# Start of DATA SECTION

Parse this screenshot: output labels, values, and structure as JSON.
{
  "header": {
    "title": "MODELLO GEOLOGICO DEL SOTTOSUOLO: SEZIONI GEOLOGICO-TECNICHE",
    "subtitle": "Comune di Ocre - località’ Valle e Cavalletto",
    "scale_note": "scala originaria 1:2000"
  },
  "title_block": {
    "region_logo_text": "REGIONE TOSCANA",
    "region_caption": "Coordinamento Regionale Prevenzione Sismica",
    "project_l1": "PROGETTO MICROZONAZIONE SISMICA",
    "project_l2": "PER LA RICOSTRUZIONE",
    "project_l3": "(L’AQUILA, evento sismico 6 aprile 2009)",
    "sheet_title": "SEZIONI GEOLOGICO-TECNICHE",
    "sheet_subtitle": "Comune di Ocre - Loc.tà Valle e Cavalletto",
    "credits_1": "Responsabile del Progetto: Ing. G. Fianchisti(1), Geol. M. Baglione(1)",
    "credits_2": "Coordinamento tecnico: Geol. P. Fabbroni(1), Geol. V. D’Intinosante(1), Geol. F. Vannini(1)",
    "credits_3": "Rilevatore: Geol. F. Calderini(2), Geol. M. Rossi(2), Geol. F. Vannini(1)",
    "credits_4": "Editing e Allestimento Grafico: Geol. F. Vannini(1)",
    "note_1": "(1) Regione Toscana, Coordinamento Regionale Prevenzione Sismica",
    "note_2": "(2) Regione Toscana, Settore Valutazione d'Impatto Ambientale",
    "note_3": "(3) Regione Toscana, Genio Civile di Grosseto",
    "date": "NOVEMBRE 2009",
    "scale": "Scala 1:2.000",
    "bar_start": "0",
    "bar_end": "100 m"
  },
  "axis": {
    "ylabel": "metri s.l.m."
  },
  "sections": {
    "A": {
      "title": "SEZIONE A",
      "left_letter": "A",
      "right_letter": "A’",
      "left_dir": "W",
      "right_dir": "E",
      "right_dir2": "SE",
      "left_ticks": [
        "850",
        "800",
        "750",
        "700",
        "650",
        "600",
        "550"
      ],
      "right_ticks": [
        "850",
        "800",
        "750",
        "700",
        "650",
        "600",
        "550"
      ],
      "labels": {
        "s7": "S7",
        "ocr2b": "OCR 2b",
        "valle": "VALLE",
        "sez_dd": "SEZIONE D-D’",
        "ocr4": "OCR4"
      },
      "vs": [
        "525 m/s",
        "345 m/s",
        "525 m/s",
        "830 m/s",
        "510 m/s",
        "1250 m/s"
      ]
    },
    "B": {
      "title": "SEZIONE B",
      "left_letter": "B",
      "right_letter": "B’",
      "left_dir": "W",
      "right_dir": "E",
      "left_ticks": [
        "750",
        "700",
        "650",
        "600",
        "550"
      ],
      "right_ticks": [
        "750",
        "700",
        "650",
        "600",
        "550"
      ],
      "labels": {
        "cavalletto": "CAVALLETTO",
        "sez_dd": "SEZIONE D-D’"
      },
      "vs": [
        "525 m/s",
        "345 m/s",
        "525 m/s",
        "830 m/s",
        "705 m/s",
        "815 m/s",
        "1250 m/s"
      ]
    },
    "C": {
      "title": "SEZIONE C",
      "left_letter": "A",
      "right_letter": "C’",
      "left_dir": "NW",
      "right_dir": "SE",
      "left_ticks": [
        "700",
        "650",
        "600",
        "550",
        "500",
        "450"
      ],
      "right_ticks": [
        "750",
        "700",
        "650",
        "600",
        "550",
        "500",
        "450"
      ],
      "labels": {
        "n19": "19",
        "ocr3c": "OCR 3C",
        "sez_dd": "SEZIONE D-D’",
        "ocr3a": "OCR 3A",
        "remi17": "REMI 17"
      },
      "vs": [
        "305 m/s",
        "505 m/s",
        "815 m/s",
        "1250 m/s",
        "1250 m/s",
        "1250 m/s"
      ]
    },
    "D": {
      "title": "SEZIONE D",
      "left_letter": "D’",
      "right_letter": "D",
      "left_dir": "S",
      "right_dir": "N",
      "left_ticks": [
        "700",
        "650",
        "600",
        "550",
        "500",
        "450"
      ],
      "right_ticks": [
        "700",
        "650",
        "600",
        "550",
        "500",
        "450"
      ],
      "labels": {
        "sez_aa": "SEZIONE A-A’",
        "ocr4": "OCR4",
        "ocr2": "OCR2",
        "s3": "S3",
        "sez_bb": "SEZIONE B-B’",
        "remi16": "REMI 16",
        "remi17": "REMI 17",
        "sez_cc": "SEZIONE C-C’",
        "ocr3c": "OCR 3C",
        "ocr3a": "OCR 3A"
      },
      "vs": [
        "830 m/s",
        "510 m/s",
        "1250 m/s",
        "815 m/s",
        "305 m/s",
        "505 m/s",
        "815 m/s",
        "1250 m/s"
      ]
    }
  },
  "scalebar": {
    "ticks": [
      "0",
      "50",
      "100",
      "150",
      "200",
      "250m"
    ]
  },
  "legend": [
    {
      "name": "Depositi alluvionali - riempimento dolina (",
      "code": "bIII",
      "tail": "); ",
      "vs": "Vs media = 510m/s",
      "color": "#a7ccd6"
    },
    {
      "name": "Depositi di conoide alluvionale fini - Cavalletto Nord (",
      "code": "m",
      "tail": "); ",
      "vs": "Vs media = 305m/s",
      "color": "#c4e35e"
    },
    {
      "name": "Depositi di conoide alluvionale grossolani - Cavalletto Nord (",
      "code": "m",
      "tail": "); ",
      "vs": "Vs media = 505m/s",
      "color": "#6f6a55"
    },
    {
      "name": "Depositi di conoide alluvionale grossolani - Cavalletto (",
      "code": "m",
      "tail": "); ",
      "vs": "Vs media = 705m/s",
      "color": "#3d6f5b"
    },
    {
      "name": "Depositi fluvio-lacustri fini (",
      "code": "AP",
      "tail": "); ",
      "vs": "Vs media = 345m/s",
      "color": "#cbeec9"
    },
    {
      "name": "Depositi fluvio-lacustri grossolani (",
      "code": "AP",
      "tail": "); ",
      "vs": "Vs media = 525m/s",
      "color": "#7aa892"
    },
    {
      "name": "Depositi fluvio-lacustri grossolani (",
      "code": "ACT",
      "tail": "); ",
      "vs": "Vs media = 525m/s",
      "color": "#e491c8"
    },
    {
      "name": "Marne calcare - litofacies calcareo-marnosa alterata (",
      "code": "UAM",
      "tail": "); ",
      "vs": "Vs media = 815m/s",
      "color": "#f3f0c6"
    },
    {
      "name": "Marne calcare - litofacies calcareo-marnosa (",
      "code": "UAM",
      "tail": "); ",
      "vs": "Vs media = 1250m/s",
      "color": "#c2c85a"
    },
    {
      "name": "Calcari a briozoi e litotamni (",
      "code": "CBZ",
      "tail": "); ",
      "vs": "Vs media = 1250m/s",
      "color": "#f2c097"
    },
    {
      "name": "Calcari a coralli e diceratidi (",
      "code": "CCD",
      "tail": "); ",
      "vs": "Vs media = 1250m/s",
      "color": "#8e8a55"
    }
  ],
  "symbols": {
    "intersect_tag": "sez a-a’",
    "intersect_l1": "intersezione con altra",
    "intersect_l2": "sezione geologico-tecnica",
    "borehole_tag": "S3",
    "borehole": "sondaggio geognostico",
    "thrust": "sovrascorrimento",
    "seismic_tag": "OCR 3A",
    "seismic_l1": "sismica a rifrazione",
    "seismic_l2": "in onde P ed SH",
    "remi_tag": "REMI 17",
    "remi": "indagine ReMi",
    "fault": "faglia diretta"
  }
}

# End of DATA SECTION

- [YOUR TASK]:
Retype each record exactly, leaving nothing out.

- [SOLUTION BELOW]:
Parse this screenshot: output labels, values, and structure as JSON.
{
  "header": {
    "title": "MODELLO GEOLOGICO DEL SOTTOSUOLO: SEZIONI GEOLOGICO-TECNICHE",
    "subtitle": "Comune di Ocre - località’ Valle e Cavalletto",
    "scale_note": "scala originaria 1:2000"
  },
  "title_block": {
    "region_logo_text": "REGIONE TOSCANA",
    "region_caption": "Coordinamento Regionale Prevenzione Sismica",
    "project_l1": "PROGETTO MICROZONAZIONE SISMICA",
    "project_l2": "PER LA RICOSTRUZIONE",
    "project_l3": "(L’AQUILA, evento sismico 6 aprile 2009)",
    "sheet_title": "SEZIONI GEOLOGICO-TECNICHE",
    "sheet_subtitle": "Comune di Ocre - Loc.tà Valle e Cavalletto",
    "credits_1": "Responsabile del Progetto: Ing. G. Fianchisti(1), Geol. M. Baglione(1)",
    "credits_2": "Coordinamento tecnico: Geol. P. Fabbroni(1), Geol. V. D’Intinosante(1), Geol. F. Vannini(1)",
    "credits_3": "Rilevatore: Geol. F. Calderini(2), Geol. M. Rossi(2), Geol. F. Vannini(1)",
    "credits_4": "Editing e Allestimento Grafico: Geol. F. Vannini(1)",
    "note_1": "(1) Regione Toscana, Coordinamento Regionale Prevenzione Sismica",
    "note_2": "(2) Regione Toscana, Settore Valutazione d'Impatto Ambientale",
    "note_3": "(3) Regione Toscana, Genio Civile di Grosseto",
    "date": "NOVEMBRE 2009",
    "scale": "Scala 1:2.000",
    "bar_start": "0",
    "bar_end": "100 m"
  },
  "axis": {
    "ylabel": "metri s.l.m."
  },
  "sections": {
    "A": {
      "title": "SEZIONE A",
      "left_letter": "A",
      "right_letter": "A’",
      "left_dir": "W",
      "right_dir": "E",
      "right_dir2": "SE",
      "left_ticks": [
        "850",
        "800",
        "750",
        "700",
        "650",
        "600",
        "550"
      ],
      "right_ticks": [
        "850",
        "800",
        "750",
        "700",
        "650",
        "600",
        "550"
      ],
      "labels": {
        "s7": "S7",
        "ocr2b": "OCR 2b",
        "valle": "VALLE",
        "sez_dd": "SEZIONE D-D’",
        "ocr4": "OCR4"
      },
      "vs": [
        "525 m/s",
        "345 m/s",
        "525 m/s",
        "830 m/s",
        "510 m/s",
        "1250 m/s"
      ]
    },
    "B": {
      "title": "SEZIONE B",
      "left_letter": "B",
      "right_letter": "B’",
      "left_dir": "W",
      "right_dir": "E",
      "left_ticks": [
        "750",
        "700",
        "650",
        "600",
        "550"
      ],
      "right_ticks": [
        "750",
        "700",
        "650",
        "600",
        "550"
      ],
      "labels": {
        "cavalletto": "CAVALLETTO",
        "sez_dd": "SEZIONE D-D’"
      },
      "vs": [
        "525 m/s",
        "345 m/s",
        "525 m/s",
        "830 m/s",
        "705 m/s",
        "815 m/s",
        "1250 m/s"
      ]
    },
    "C": {
      "title": "SEZIONE C",
      "left_letter": "A",
      "right_letter": "C’",
      "left_dir": "NW",
      "right_dir": "SE",
      "left_ticks": [
        "700",
        "650",
        "600",
        "550",
        "500",
        "450"
      ],
      "right_ticks": [
        "750",
        "700",
        "650",
        "600",
        "550",
        "500",
        "450"
      ],
      "labels": {
        "n19": "19",
        "ocr3c": "OCR 3C",
        "sez_dd": "SEZIONE D-D’",
        "ocr3a": "OCR 3A",
        "remi17": "REMI 17"
      },
      "vs": [
        "305 m/s",
        "505 m/s",
        "815 m/s",
        "1250 m/s",
        "1250 m/s",
        "1250 m/s"
      ]
    },
    "D": {
      "title": "SEZIONE D",
      "left_letter": "D’",
      "right_letter": "D",
      "left_dir": "S",
      "right_dir": "N",
      "left_ticks": [
        "700",
        "650",
        "600",
        "550",
        "500",
        "450"
      ],
      "right_ticks": [
        "700",
        "650",
        "600",
        "550",
        "500",
        "450"
      ],
      "labels": {
        "sez_aa": "SEZIONE A-A’",
        "ocr4": "OCR4",
        "ocr2": "OCR2",
        "s3": "S3",
        "sez_bb": "SEZIONE B-B’",
        "remi16": "REMI 16",
        "remi17": "REMI 17",
        "sez_cc": "SEZIONE C-C’",
        "ocr3c": "OCR 3C",
        "ocr3a": "OCR 3A"
      },
      "vs": [
        "830 m/s",
        "510 m/s",
        "1250 m/s",
        "815 m/s",
        "305 m/s",
        "505 m/s",
        "815 m/s",
        "1250 m/s"
      ]
    }
  },
  "scalebar": {
    "ticks": [
      "0",
      "50",
      "100",
      "150",
      "200",
      "250m"
    ]
  },
  "legend": [
    {
      "name": "Depositi alluvionali - riempimento dolina (",
      "code": "bIII",
      "tail": "); ",
      "vs": "Vs media = 510m/s",
      "color": "#a7ccd6"
    },
    {
      "name": "Depositi di conoide alluvionale fini - Cavalletto Nord (",
      "code": "m",
      "tail": "); ",
      "vs": "Vs media = 305m/s",
      "color": "#c4e35e"
    },
    {
      "name": "Depositi di conoide alluvionale grossolani - Cavalletto Nord (",
      "code": "m",
      "tail": "); ",
      "vs": "Vs media = 505m/s",
      "color": "#6f6a55"
    },
    {
      "name": "Depositi di conoide alluvionale grossolani - Cavalletto (",
      "code": "m",
      "tail": "); ",
      "vs": "Vs media = 705m/s",
      "color": "#3d6f5b"
    },
    {
      "name": "Depositi fluvio-lacustri fini (",
      "code": "AP",
      "tail": "); ",
      "vs": "Vs media = 345m/s",
      "color": "#cbeec9"
    },
    {
      "name": "Depositi fluvio-lacustri grossolani (",
      "code": "AP",
      "tail": "); ",
      "vs": "Vs media = 525m/s",
      "color": "#7aa892"
    },
    {
      "name": "Depositi fluvio-lacustri grossolani (",
      "code": "ACT",
      "tail": "); ",
      "vs": "Vs media = 525m/s",
      "color": "#e491c8"
    },
    {
      "name": "Marne calcare - litofacies calcareo-marnosa alterata (",
      "code": "UAM",
      "tail": "); ",
      "vs": "Vs media = 815m/s",
      "color": "#f3f0c6"
    },
    {
      "name": "Marne calcare - litofacies calcareo-marnosa (",
      "code": "UAM",
      "tail": "); ",
      "vs": "Vs media = 1250m/s",
      "color": "#c2c85a"
    },
    {
      "name": "Calcari a briozoi e litotamni (",
      "code": "CBZ",
      "tail": "); ",
      "vs": "Vs media = 1250m/s",
      "color": "#f2c097"
    },
    {
      "name": "Calcari a coralli e diceratidi (",
      "code": "CCD",
      "tail": "); ",
      "vs": "Vs media = 1250m/s",
      "color": "#8e8a55"
    }
  ],
  "symbols": {
    "intersect_tag": "sez a-a’",
    "intersect_l1": "intersezione con altra",
    "intersect_l2": "sezione geologico-tecnica",
    "borehole_tag": "S3",
    "borehole": "sondaggio geognostico",
    "thrust": "sovrascorrimento",
    "seismic_tag": "OCR 3A",
    "seismic_l1": "sismica a rifrazione",
    "seismic_l2": "in onde P ed SH",
    "remi_tag": "REMI 17",
    "remi": "indagine ReMi",
    "fault": "faglia diretta"
  }
}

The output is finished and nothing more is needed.